### What is needed
Review the listing and copy each line that holds the word "date".

>>

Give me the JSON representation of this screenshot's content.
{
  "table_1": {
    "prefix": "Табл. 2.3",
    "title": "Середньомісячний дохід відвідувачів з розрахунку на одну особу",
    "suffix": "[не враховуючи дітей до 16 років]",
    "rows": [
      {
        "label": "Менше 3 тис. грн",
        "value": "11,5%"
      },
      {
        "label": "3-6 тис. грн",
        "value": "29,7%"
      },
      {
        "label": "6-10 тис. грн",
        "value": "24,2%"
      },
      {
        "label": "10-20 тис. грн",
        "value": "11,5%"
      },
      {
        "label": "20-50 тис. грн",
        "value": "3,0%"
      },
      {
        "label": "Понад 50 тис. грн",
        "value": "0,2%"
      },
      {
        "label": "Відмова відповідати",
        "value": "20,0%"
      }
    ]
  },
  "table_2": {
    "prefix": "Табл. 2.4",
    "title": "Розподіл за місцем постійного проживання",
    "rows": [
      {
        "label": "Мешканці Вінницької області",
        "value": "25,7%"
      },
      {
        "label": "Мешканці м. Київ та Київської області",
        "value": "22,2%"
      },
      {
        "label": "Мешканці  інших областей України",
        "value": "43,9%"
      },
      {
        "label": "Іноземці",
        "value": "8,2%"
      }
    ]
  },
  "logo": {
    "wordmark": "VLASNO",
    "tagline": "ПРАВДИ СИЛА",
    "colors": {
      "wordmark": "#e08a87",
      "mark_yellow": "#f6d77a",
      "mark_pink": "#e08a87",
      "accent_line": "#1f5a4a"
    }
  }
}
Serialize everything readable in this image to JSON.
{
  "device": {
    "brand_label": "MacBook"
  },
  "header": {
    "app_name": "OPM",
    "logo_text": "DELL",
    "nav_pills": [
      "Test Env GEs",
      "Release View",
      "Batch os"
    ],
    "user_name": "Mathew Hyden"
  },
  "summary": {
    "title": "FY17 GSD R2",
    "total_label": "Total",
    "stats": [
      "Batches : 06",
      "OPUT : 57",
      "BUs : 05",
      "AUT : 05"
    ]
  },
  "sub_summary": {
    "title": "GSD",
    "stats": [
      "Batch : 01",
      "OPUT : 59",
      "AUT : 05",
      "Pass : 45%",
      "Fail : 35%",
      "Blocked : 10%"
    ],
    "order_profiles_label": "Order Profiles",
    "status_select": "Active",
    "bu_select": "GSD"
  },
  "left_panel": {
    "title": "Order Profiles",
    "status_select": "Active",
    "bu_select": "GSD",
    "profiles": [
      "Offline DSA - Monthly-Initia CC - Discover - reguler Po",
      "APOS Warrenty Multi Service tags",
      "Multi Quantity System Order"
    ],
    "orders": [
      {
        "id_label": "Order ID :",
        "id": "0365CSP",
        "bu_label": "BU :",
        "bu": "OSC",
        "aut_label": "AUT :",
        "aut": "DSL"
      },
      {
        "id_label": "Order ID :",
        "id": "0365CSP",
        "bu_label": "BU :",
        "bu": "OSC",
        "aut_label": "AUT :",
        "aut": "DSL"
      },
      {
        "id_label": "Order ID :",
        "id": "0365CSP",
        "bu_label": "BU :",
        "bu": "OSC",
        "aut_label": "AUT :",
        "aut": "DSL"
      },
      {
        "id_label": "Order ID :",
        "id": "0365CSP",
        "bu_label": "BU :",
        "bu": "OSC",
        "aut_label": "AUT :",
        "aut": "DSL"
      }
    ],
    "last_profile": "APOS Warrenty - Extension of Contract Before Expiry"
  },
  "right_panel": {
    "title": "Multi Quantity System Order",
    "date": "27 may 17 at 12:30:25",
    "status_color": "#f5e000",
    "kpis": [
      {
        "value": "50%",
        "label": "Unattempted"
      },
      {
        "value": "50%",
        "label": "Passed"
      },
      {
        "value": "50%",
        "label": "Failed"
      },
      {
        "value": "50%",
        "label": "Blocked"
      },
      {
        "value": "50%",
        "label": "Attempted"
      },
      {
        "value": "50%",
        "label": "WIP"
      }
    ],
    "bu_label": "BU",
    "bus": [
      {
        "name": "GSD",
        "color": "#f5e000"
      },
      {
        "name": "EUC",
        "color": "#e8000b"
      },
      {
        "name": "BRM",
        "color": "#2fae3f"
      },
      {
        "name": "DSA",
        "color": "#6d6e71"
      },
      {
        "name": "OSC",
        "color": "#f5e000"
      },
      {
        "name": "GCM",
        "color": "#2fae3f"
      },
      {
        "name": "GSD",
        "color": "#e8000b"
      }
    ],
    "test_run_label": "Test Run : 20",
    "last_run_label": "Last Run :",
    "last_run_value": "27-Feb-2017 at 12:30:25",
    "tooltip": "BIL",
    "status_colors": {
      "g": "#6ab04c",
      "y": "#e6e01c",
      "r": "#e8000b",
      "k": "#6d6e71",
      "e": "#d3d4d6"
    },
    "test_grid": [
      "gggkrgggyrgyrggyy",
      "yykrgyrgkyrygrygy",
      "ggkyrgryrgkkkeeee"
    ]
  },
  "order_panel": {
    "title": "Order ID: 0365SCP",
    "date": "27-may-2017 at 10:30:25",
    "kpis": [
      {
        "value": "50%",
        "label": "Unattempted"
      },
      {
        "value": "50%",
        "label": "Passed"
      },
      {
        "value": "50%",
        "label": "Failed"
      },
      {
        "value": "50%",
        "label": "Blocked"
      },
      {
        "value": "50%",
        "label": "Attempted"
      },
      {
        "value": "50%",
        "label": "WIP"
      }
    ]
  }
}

<<

### Response below
    "date": "27 may 17 at 12:30:25",
    "date": "27-may-2017 at 10:30:25",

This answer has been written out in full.